### To do
Transcribe the full listing below exactly.

### Material provided
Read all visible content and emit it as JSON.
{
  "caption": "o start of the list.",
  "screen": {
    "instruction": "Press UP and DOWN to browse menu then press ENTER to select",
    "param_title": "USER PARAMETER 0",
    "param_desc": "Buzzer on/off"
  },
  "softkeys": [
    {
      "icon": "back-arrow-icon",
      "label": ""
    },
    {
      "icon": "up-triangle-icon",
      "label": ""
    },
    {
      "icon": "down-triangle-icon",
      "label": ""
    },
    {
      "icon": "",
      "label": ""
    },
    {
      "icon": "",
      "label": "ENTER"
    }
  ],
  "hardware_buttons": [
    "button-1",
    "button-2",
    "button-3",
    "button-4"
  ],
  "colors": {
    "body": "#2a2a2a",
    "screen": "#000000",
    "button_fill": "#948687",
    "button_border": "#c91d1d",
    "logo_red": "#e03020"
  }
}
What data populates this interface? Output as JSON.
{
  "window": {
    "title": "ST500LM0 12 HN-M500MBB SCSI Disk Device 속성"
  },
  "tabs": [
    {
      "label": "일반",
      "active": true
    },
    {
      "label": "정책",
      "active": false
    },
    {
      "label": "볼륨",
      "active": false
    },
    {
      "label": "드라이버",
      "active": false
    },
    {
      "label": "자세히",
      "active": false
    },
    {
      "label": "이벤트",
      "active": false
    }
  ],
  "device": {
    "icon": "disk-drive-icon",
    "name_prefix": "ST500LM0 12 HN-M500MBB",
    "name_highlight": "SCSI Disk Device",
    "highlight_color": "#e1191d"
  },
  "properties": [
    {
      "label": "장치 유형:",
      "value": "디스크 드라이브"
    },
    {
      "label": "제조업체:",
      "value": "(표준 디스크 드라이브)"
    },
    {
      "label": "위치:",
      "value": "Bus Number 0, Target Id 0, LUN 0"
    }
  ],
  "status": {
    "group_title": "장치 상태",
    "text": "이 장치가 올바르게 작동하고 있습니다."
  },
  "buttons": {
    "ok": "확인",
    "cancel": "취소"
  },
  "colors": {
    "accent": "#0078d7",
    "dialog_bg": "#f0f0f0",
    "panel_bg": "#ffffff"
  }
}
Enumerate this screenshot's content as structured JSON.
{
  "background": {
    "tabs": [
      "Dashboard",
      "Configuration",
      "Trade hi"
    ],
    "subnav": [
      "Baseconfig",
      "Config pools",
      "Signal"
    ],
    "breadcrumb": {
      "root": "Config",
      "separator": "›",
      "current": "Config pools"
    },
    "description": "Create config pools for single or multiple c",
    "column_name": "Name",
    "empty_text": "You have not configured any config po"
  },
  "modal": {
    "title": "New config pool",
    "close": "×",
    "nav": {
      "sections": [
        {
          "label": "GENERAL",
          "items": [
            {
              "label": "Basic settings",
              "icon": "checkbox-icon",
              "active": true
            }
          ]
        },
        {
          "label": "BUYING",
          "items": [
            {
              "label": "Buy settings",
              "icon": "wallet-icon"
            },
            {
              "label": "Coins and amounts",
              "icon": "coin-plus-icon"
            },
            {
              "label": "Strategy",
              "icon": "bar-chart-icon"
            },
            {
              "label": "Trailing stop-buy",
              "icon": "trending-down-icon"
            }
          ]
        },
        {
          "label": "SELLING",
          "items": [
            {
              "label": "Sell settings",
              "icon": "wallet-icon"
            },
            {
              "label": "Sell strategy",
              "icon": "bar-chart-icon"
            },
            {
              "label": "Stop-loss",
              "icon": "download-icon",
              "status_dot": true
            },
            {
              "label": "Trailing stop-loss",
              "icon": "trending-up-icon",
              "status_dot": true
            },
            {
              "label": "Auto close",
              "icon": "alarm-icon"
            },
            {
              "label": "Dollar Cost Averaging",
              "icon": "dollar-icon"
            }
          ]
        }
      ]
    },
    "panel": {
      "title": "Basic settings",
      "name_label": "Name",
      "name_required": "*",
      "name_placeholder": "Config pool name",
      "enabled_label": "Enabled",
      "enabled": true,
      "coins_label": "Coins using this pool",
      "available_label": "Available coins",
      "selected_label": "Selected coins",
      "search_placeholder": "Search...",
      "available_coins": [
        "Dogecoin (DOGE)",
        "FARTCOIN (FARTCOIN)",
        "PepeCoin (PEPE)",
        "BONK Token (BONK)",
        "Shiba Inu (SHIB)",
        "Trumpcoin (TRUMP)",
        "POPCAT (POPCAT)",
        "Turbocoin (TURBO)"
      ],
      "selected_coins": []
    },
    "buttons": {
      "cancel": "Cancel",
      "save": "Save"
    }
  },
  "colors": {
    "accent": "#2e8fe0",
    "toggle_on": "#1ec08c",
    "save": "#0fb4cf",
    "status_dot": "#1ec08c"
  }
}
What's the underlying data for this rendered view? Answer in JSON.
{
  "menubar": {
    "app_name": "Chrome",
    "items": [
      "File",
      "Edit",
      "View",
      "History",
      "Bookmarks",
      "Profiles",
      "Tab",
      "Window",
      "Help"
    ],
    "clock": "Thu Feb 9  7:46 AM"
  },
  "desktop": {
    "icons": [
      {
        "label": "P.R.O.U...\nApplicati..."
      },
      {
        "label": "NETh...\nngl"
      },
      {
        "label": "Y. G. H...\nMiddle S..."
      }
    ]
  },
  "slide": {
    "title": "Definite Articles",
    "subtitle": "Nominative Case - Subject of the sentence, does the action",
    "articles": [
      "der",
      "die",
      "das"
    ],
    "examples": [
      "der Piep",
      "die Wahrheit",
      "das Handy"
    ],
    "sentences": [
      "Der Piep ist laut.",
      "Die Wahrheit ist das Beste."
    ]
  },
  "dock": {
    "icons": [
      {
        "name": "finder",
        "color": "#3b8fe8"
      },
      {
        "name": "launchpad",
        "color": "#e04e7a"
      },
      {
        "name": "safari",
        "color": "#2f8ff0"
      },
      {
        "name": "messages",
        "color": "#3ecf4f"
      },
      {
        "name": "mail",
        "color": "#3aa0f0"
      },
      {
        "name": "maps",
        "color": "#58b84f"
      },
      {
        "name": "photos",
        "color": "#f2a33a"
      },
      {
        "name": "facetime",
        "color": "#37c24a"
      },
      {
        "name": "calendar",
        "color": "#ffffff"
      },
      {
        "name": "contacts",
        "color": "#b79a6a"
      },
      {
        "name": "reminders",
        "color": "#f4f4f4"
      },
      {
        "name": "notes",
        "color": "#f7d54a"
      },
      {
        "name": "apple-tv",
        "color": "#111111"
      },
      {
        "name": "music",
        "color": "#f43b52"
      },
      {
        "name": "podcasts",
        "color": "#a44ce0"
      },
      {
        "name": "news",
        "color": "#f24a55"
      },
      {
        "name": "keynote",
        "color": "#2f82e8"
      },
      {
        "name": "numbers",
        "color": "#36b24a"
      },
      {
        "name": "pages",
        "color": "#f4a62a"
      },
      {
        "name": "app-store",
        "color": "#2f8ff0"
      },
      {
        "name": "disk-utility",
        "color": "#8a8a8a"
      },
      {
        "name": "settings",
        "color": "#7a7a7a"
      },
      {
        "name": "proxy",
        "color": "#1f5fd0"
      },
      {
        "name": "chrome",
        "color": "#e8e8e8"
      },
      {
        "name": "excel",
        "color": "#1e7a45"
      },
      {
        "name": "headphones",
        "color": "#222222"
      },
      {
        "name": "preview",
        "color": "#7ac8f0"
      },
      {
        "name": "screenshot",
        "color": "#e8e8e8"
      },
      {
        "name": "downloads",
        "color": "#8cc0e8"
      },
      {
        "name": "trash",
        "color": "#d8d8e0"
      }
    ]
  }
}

### Full answer
Read all visible content and emit it as JSON.
{
  "caption": "o start of the list.",
  "screen": {
    "instruction": "Press UP and DOWN to browse menu then press ENTER to select",
    "param_title": "USER PARAMETER 0",
    "param_desc": "Buzzer on/off"
  },
  "softkeys": [
    {
      "icon": "back-arrow-icon",
      "label": ""
    },
    {
      "icon": "up-triangle-icon",
      "label": ""
    },
    {
      "icon": "down-triangle-icon",
      "label": ""
    },
    {
      "icon": "",
      "label": ""
    },
    {
      "icon": "",
      "label": "ENTER"
    }
  ],
  "hardware_buttons": [
    "button-1",
    "button-2",
    "button-3",
    "button-4"
  ],
  "colors": {
    "body": "#2a2a2a",
    "screen": "#000000",
    "button_fill": "#948687",
    "button_border": "#c91d1d",
    "logo_red": "#e03020"
  }
}
What data populates this interface? Output as JSON.
{
  "window": {
    "title": "ST500LM0 12 HN-M500MBB SCSI Disk Device 속성"
  },
  "tabs": [
    {
      "label": "일반",
      "active": true
    },
    {
      "label": "정책",
      "active": false
    },
    {
      "label": "볼륨",
      "active": false
    },
    {
      "label": "드라이버",
      "active": false
    },
    {
      "label": "자세히",
      "active": false
    },
    {
      "label": "이벤트",
      "active": false
    }
  ],
  "device": {
    "icon": "disk-drive-icon",
    "name_prefix": "ST500LM0 12 HN-M500MBB",
    "name_highlight": "SCSI Disk Device",
    "highlight_color": "#e1191d"
  },
  "properties": [
    {
      "label": "장치 유형:",
      "value": "디스크 드라이브"
    },
    {
      "label": "제조업체:",
      "value": "(표준 디스크 드라이브)"
    },
    {
      "label": "위치:",
      "value": "Bus Number 0, Target Id 0, LUN 0"
    }
  ],
  "status": {
    "group_title": "장치 상태",
    "text": "이 장치가 올바르게 작동하고 있습니다."
  },
  "buttons": {
    "ok": "확인",
    "cancel": "취소"
  },
  "colors": {
    "accent": "#0078d7",
    "dialog_bg": "#f0f0f0",
    "panel_bg": "#ffffff"
  }
}
Enumerate this screenshot's content as structured JSON.
{
  "background": {
    "tabs": [
      "Dashboard",
      "Configuration",
      "Trade hi"
    ],
    "subnav": [
      "Baseconfig",
      "Config pools",
      "Signal"
    ],
    "breadcrumb": {
      "root": "Config",
      "separator": "›",
      "current": "Config pools"
    },
    "description": "Create config pools for single or multiple c",
    "column_name": "Name",
    "empty_text": "You have not configured any config po"
  },
  "modal": {
    "title": "New config pool",
    "close": "×",
    "nav": {
      "sections": [
        {
          "label": "GENERAL",
          "items": [
            {
              "label": "Basic settings",
              "icon": "checkbox-icon",
              "active": true
            }
          ]
        },
        {
          "label": "BUYING",
          "items": [
            {
              "label": "Buy settings",
              "icon": "wallet-icon"
            },
            {
              "label": "Coins and amounts",
              "icon": "coin-plus-icon"
            },
            {
              "label": "Strategy",
              "icon": "bar-chart-icon"
            },
            {
              "label": "Trailing stop-buy",
              "icon": "trending-down-icon"
            }
          ]
        },
        {
          "label": "SELLING",
          "items": [
            {
              "label": "Sell settings",
              "icon": "wallet-icon"
            },
            {
              "label": "Sell strategy",
              "icon": "bar-chart-icon"
            },
            {
              "label": "Stop-loss",
              "icon": "download-icon",
              "status_dot": true
            },
            {
              "label": "Trailing stop-loss",
              "icon": "trending-up-icon",
              "status_dot": true
            },
            {
              "label": "Auto close",
              "icon": "alarm-icon"
            },
            {
              "label": "Dollar Cost Averaging",
              "icon": "dollar-icon"
            }
          ]
        }
      ]
    },
    "panel": {
      "title": "Basic settings",
      "name_label": "Name",
      "name_required": "*",
      "name_placeholder": "Config pool name",
      "enabled_label": "Enabled",
      "enabled": true,
      "coins_label": "Coins using this pool",
      "available_label": "Available coins",
      "selected_label": "Selected coins",
      "search_placeholder": "Search...",
      "available_coins": [
        "Dogecoin (DOGE)",
        "FARTCOIN (FARTCOIN)",
        "PepeCoin (PEPE)",
        "BONK Token (BONK)",
        "Shiba Inu (SHIB)",
        "Trumpcoin (TRUMP)",
        "POPCAT (POPCAT)",
        "Turbocoin (TURBO)"
      ],
      "selected_coins": []
    },
    "buttons": {
      "cancel": "Cancel",
      "save": "Save"
    }
  },
  "colors": {
    "accent": "#2e8fe0",
    "toggle_on": "#1ec08c",
    "save": "#0fb4cf",
    "status_dot": "#1ec08c"
  }
}
What's the underlying data for this rendered view? Answer in JSON.
{
  "menubar": {
    "app_name": "Chrome",
    "items": [
      "File",
      "Edit",
      "View",
      "History",
      "Bookmarks",
      "Profiles",
      "Tab",
      "Window",
      "Help"
    ],
    "clock": "Thu Feb 9  7:46 AM"
  },
  "desktop": {
    "icons": [
      {
        "label": "P.R.O.U...\nApplicati..."
      },
      {
        "label": "NETh...\nngl"
      },
      {
        "label": "Y. G. H...\nMiddle S..."
      }
    ]
  },
  "slide": {
    "title": "Definite Articles",
    "subtitle": "Nominative Case - Subject of the sentence, does the action",
    "articles": [
      "der",
      "die",
      "das"
    ],
    "examples": [
      "der Piep",
      "die Wahrheit",
      "das Handy"
    ],
    "sentences": [
      "Der Piep ist laut.",
      "Die Wahrheit ist das Beste."
    ]
  },
  "dock": {
    "icons": [
      {
        "name": "finder",
        "color": "#3b8fe8"
      },
      {
        "name": "launchpad",
        "color": "#e04e7a"
      },
      {
        "name": "safari",
        "color": "#2f8ff0"
      },
      {
        "name": "messages",
        "color": "#3ecf4f"
      },
      {
        "name": "mail",
        "color": "#3aa0f0"
      },
      {
        "name": "maps",
        "color": "#58b84f"
      },
      {
        "name": "photos",
        "color": "#f2a33a"
      },
      {
        "name": "facetime",
        "color": "#37c24a"
      },
      {
        "name": "calendar",
        "color": "#ffffff"
      },
      {
        "name": "contacts",
        "color": "#b79a6a"
      },
      {
        "name": "reminders",
        "color": "#f4f4f4"
      },
      {
        "name": "notes",
        "color": "#f7d54a"
      },
      {
        "name": "apple-tv",
        "color": "#111111"
      },
      {
        "name": "music",
        "color": "#f43b52"
      },
      {
        "name": "podcasts",
        "color": "#a44ce0"
      },
      {
        "name": "news",
        "color": "#f24a55"
      },
      {
        "name": "keynote",
        "color": "#2f82e8"
      },
      {
        "name": "numbers",
        "color": "#36b24a"
      },
      {
        "name": "pages",
        "color": "#f4a62a"
      },
      {
        "name": "app-store",
        "color": "#2f8ff0"
      },
      {
        "name": "disk-utility",
        "color": "#8a8a8a"
      },
      {
        "name": "settings",
        "color": "#7a7a7a"
      },
      {
        "name": "proxy",
        "color": "#1f5fd0"
      },
      {
        "name": "chrome",
        "color": "#e8e8e8"
      },
      {
        "name": "excel",
        "color": "#1e7a45"
      },
      {
        "name": "headphones",
        "color": "#222222"
      },
      {
        "name": "preview",
        "color": "#7ac8f0"
      },
      {
        "name": "screenshot",
        "color": "#e8e8e8"
      },
      {
        "name": "downloads",
        "color": "#8cc0e8"
      },
      {
        "name": "trash",
        "color": "#d8d8e0"
      }
    ]
  }
}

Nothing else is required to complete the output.